EXERCISE BRIEF:
Each line containing the word "product" must be reported.

TASK MATERIAL:
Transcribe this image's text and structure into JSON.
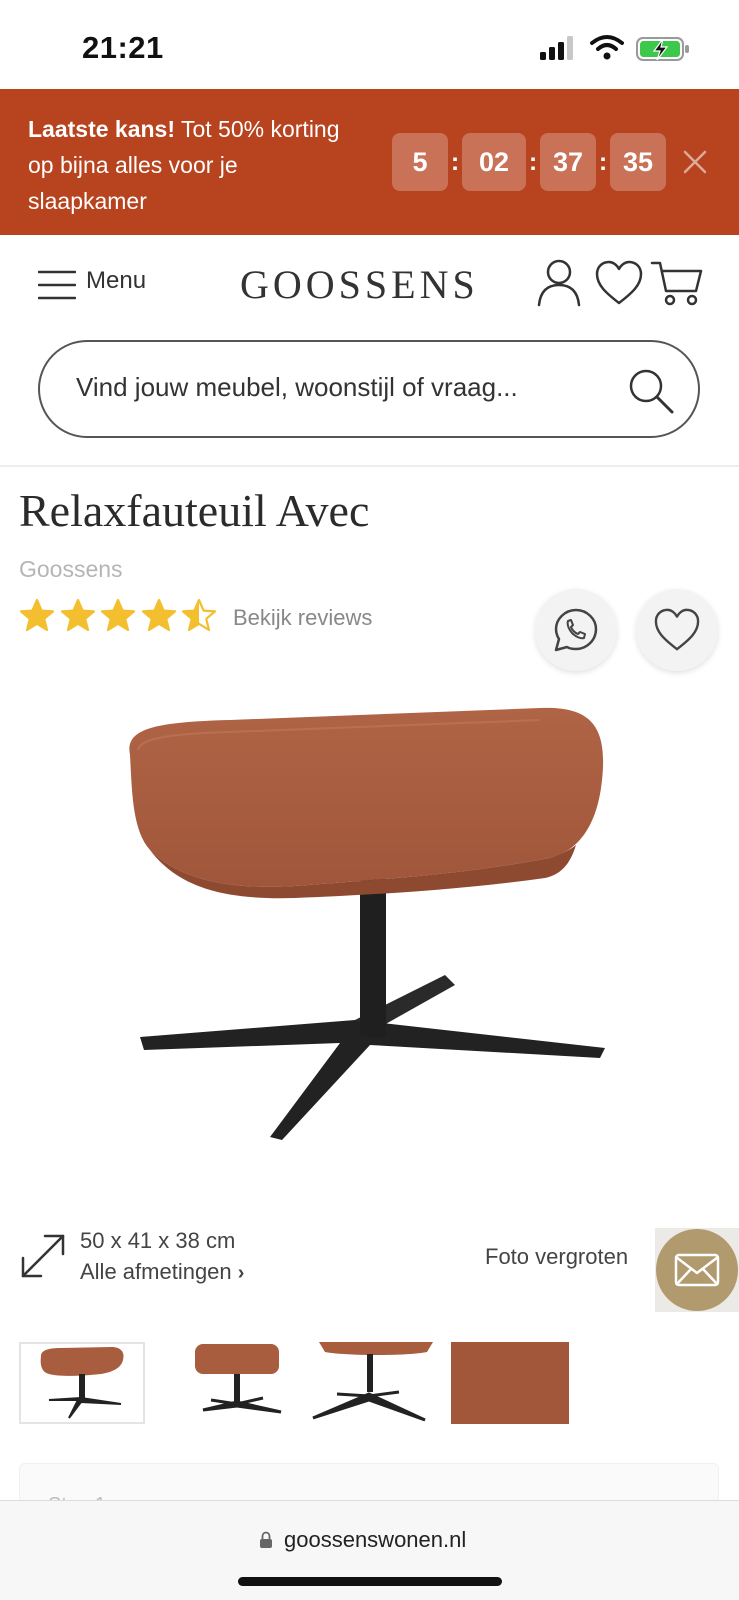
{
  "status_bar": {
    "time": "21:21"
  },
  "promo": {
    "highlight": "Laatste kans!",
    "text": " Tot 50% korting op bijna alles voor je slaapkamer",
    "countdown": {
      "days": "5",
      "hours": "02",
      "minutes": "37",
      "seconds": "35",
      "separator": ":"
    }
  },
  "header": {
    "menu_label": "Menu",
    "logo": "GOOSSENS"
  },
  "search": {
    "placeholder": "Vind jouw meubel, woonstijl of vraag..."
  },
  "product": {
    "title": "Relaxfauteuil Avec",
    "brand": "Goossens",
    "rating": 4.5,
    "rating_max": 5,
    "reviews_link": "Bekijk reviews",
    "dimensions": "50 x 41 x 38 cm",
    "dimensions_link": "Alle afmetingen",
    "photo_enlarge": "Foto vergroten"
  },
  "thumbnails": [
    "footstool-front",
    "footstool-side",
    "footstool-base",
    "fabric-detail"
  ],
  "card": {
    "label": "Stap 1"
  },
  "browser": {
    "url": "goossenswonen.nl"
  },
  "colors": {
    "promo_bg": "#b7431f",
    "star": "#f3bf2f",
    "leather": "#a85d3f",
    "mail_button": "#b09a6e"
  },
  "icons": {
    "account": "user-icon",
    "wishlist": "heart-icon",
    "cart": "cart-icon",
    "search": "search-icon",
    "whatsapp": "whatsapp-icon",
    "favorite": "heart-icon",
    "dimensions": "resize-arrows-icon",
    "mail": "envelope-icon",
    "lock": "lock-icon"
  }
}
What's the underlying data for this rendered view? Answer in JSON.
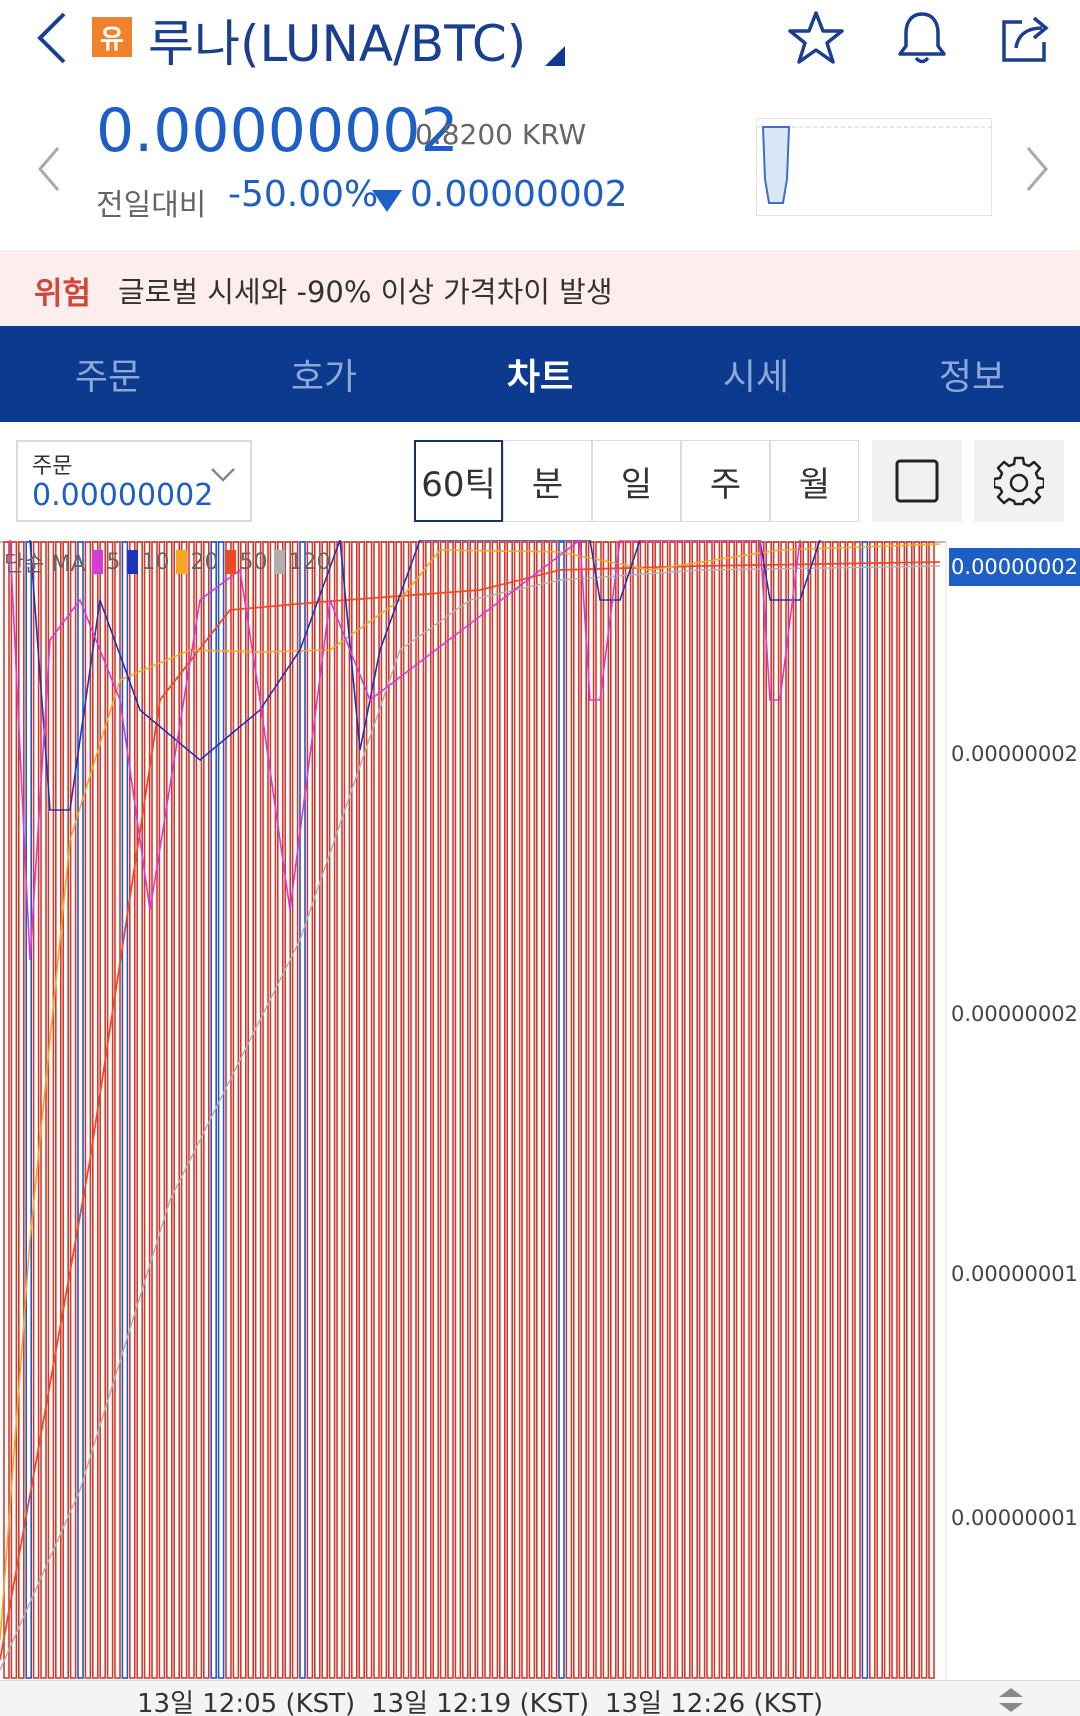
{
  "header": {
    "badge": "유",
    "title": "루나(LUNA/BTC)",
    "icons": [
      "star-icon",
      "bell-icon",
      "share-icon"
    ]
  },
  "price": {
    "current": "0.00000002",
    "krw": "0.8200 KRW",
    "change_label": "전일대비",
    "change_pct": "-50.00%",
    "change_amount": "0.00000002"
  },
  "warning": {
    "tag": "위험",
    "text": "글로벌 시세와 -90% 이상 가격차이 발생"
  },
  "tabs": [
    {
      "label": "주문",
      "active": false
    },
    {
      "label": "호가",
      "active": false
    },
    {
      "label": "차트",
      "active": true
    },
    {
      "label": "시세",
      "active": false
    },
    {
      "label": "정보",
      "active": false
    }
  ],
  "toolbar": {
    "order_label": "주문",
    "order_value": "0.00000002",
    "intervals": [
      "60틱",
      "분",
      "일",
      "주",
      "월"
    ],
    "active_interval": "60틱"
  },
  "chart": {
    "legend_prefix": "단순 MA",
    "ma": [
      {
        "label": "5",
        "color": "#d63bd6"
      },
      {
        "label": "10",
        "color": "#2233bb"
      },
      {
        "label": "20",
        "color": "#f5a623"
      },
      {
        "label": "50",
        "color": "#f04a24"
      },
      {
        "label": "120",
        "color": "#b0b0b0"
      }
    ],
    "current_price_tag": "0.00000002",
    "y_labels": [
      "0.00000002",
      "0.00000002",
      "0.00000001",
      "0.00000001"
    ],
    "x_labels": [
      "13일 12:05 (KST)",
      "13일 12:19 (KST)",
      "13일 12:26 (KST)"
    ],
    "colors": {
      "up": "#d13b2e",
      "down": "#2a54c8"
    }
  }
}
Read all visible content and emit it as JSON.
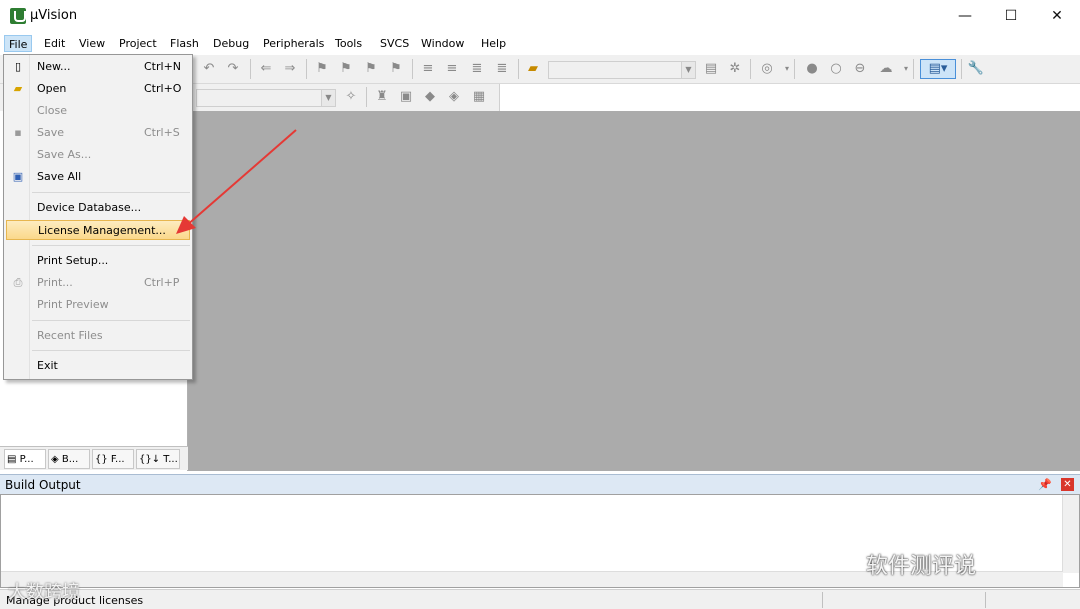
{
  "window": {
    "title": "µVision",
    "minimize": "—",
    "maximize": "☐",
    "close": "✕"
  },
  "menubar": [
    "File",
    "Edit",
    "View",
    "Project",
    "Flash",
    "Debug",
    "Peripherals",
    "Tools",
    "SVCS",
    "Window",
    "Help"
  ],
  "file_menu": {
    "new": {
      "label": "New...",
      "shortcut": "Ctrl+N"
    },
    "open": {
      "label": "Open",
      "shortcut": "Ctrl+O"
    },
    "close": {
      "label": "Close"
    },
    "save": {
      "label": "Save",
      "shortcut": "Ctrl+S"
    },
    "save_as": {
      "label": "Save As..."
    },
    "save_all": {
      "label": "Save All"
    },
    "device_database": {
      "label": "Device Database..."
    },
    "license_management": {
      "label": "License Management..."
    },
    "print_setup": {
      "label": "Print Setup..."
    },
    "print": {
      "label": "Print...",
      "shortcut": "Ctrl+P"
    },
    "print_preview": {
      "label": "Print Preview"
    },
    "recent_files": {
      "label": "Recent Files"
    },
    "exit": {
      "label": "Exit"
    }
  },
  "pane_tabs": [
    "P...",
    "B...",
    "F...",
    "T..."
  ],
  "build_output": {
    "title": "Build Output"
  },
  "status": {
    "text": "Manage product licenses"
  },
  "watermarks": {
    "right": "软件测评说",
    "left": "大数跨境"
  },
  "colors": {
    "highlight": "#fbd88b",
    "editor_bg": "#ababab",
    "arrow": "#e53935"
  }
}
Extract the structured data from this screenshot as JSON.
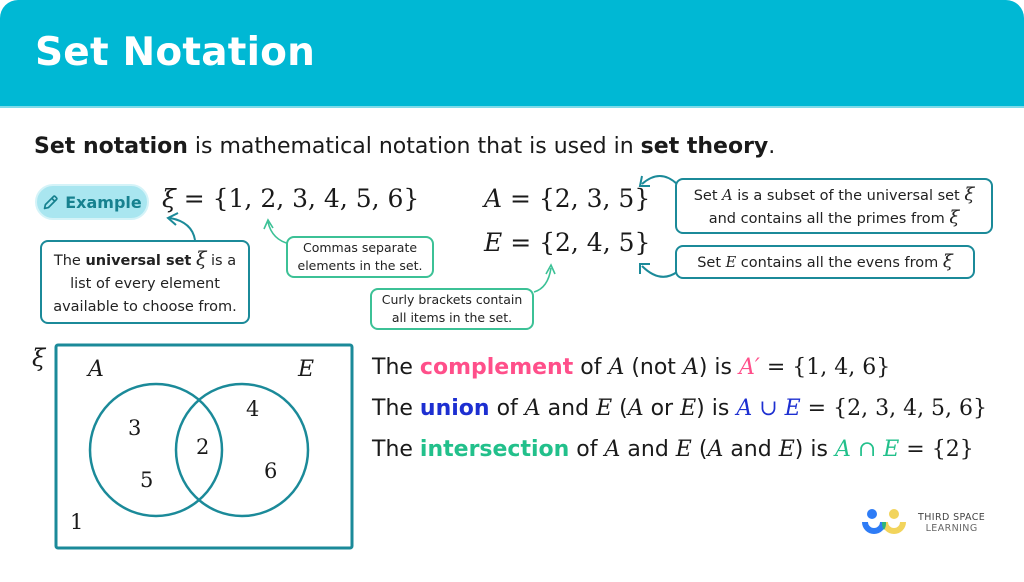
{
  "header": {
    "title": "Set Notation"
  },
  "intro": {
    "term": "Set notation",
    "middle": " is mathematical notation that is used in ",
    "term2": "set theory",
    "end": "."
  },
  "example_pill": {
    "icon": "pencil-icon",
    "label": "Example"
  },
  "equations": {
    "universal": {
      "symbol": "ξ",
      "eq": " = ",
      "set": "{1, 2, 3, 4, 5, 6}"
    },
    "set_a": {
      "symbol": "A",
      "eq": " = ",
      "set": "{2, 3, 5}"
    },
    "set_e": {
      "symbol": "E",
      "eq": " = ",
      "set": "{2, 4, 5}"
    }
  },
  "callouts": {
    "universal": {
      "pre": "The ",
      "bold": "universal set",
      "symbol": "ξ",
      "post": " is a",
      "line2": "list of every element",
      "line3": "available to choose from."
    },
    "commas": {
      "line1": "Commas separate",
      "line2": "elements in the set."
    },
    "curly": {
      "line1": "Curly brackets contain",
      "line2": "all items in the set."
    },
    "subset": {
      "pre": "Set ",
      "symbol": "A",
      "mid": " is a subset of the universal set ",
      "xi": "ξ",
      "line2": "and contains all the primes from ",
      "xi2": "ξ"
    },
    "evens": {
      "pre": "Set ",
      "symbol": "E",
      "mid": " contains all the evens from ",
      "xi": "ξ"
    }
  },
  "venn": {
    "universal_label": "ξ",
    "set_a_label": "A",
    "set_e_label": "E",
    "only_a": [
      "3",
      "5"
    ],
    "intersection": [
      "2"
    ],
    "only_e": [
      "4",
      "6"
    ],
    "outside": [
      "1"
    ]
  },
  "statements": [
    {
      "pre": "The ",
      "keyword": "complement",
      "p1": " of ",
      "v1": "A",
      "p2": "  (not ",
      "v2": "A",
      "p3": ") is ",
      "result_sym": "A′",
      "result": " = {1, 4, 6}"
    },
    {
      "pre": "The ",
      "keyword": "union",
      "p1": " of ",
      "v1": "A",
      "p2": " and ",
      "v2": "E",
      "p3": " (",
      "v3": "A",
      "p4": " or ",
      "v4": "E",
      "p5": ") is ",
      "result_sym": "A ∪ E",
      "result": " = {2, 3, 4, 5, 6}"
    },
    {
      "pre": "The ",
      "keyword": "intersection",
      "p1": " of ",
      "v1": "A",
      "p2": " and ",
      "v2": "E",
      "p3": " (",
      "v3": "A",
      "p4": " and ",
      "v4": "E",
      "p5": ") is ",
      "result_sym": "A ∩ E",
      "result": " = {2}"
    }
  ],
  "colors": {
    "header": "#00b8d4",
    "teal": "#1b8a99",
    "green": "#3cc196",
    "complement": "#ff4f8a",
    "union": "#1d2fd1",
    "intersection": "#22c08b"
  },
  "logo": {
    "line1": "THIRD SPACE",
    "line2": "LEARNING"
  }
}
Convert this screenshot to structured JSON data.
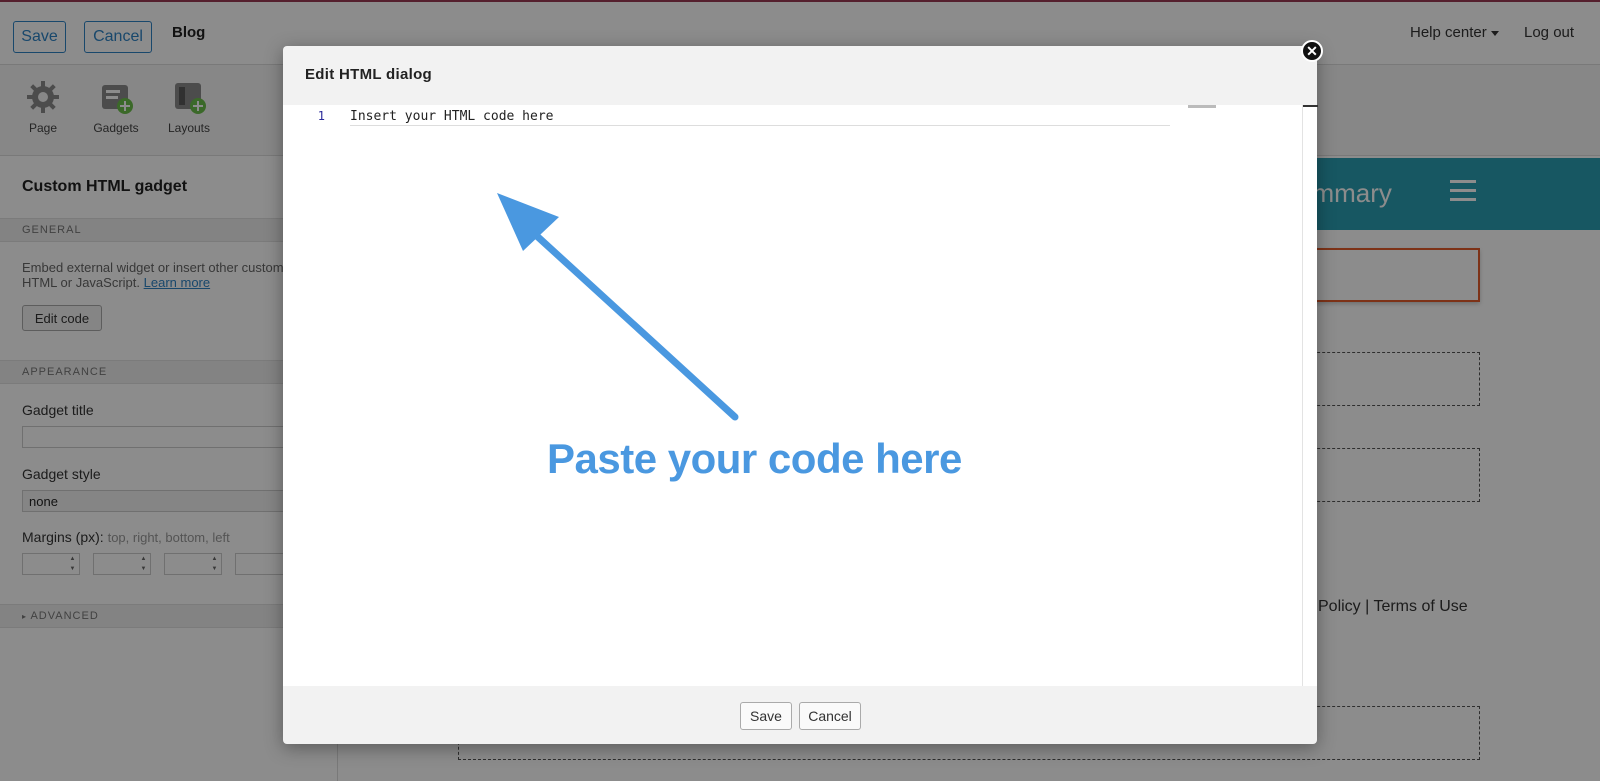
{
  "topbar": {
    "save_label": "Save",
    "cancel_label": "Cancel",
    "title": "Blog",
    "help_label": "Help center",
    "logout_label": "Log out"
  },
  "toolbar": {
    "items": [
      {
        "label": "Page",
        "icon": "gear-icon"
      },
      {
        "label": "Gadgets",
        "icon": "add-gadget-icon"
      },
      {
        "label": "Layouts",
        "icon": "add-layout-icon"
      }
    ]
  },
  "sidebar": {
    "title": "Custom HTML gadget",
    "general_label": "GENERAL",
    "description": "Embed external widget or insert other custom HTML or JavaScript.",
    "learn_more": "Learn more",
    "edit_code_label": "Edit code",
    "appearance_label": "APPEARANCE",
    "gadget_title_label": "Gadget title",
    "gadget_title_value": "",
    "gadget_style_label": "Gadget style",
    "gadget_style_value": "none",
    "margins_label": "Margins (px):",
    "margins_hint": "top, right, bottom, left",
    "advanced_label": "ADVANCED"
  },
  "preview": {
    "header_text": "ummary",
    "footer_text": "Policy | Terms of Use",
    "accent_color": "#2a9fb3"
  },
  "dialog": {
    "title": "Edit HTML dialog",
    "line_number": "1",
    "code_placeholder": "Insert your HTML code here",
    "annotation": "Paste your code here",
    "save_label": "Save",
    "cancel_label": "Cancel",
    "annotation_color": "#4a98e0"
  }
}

TASK OUTPUT:
  "product": {
    "text": "Manage product licenses"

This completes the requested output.